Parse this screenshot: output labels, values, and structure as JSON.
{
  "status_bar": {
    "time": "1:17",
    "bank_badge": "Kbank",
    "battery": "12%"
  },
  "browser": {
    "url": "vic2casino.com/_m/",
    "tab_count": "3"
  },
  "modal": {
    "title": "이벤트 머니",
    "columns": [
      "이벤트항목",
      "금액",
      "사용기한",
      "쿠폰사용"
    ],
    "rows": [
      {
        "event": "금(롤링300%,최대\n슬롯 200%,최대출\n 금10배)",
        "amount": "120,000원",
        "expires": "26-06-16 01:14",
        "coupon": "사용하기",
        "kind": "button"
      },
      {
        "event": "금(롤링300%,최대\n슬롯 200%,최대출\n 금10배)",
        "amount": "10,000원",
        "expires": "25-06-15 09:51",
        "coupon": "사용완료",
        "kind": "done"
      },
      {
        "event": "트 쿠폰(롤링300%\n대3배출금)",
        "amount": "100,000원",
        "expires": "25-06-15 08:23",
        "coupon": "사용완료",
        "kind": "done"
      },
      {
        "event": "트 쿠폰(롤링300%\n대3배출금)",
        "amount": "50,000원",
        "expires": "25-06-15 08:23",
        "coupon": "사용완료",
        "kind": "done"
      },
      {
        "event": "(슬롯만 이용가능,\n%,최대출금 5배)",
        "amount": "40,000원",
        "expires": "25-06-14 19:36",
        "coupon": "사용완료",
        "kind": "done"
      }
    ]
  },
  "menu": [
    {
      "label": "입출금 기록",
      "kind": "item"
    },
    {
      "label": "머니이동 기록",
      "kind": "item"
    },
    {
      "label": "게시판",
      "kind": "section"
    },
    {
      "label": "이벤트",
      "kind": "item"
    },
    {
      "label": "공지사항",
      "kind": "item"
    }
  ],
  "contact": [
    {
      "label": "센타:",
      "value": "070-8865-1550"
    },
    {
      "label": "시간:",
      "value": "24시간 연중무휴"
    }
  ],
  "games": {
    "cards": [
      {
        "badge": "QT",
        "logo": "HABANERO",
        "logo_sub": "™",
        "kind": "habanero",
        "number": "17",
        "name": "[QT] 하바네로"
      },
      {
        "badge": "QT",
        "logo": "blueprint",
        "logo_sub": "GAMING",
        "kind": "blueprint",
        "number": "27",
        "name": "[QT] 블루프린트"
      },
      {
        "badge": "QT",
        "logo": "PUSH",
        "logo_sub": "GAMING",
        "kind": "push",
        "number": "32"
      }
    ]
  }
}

**Problem**
List all lines in the material containing the string "expires".

**Solved problem**
        "expires": "26-06-16 01:14",
        "expires": "25-06-15 09:51",
        "expires": "25-06-15 08:23",
        "expires": "25-06-15 08:23",
        "expires": "25-06-14 19:36",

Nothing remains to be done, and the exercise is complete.